• Written request: Copy each line of the entries that contains the word "MAKER".

• Data supplied:
********

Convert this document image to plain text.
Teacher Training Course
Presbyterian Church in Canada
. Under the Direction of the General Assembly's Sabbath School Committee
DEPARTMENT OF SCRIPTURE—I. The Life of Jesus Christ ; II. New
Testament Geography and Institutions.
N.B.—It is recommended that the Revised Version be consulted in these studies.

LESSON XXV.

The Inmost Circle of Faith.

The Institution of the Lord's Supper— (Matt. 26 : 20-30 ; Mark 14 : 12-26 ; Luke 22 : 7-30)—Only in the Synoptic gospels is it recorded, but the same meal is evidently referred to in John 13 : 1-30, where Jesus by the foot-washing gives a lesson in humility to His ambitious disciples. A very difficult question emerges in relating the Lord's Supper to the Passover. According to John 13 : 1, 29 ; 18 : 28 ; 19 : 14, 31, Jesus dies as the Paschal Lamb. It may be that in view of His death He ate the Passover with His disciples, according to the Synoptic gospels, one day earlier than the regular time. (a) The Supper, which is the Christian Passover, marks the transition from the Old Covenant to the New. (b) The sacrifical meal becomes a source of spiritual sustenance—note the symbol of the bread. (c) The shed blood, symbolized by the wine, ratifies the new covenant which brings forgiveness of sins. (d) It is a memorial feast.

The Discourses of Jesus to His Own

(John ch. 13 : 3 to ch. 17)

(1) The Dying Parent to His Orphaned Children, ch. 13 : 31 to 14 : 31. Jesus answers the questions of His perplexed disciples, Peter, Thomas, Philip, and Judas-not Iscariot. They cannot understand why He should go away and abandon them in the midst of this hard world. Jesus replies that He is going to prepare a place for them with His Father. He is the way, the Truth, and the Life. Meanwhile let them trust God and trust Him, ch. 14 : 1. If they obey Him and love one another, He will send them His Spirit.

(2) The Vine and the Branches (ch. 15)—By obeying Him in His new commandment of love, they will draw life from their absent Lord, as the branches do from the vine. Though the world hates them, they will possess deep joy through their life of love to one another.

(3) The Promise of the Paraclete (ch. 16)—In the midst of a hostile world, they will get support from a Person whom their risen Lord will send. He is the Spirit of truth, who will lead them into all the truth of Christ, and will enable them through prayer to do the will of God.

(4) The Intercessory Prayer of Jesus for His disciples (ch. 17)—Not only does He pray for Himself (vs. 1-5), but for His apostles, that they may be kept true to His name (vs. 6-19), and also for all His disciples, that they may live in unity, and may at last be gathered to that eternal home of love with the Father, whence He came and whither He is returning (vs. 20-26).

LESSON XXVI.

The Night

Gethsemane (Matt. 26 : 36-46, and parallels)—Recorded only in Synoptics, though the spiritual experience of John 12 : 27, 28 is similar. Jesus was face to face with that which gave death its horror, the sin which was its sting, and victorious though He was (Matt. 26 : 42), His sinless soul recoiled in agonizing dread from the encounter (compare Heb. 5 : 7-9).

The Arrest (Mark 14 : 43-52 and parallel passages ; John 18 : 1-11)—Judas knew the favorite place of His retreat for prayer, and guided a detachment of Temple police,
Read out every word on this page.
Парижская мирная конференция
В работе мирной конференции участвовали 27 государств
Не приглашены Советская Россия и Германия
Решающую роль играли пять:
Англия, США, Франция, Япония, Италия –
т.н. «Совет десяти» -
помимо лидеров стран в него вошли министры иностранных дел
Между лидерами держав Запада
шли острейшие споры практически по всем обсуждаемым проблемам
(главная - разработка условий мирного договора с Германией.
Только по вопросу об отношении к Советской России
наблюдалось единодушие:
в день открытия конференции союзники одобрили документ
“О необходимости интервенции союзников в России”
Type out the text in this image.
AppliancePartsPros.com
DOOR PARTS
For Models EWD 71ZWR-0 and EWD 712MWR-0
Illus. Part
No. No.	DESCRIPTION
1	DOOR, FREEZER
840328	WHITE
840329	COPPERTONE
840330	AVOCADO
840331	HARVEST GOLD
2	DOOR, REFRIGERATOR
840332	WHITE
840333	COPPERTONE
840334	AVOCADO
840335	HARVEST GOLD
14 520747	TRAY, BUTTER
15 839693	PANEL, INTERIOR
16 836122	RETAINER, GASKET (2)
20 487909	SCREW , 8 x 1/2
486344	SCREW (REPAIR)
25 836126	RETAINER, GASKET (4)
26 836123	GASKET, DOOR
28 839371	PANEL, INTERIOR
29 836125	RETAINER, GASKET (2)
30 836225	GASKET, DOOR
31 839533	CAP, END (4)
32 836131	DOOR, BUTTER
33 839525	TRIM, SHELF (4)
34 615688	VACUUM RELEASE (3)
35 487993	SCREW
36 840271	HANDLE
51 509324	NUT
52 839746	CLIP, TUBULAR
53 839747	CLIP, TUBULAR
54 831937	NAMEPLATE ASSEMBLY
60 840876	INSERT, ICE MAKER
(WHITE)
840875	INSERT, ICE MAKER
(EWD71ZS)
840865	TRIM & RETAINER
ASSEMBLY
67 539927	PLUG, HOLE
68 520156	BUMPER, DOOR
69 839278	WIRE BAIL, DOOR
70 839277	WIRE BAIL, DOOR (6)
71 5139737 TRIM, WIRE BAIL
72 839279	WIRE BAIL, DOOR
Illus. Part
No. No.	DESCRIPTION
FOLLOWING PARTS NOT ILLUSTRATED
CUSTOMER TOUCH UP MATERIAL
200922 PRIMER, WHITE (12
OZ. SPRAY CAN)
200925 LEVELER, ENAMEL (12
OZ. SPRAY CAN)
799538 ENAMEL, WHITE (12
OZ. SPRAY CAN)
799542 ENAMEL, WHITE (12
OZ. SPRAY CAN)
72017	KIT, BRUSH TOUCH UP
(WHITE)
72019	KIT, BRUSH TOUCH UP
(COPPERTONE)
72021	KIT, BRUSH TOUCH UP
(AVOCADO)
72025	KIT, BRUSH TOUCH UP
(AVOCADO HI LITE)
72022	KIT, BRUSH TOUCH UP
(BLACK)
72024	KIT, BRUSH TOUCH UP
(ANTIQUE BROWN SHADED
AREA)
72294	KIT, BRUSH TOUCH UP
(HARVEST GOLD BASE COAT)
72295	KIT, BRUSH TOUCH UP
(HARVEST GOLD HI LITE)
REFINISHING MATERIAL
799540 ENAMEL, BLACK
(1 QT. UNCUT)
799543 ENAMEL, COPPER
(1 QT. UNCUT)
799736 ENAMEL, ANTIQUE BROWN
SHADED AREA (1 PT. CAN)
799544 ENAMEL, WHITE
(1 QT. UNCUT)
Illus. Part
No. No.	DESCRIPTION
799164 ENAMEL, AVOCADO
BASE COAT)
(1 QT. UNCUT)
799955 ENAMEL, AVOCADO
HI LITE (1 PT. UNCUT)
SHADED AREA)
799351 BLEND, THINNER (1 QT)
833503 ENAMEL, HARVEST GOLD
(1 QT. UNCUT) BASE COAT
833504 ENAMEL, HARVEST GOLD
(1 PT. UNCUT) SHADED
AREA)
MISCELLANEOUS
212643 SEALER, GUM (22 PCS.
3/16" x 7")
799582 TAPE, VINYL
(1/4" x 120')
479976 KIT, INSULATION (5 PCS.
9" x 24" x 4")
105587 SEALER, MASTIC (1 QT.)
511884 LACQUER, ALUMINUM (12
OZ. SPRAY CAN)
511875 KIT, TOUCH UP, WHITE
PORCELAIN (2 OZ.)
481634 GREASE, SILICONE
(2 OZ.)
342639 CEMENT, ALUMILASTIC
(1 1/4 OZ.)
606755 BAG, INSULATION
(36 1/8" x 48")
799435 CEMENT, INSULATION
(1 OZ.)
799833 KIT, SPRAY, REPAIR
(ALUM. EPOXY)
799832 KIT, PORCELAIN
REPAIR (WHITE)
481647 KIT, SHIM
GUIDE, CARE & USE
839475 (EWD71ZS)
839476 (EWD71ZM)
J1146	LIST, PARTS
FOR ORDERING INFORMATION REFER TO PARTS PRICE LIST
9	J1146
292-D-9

********

• Complete response:
60 840876	INSERT, ICE MAKER
840875	INSERT, ICE MAKER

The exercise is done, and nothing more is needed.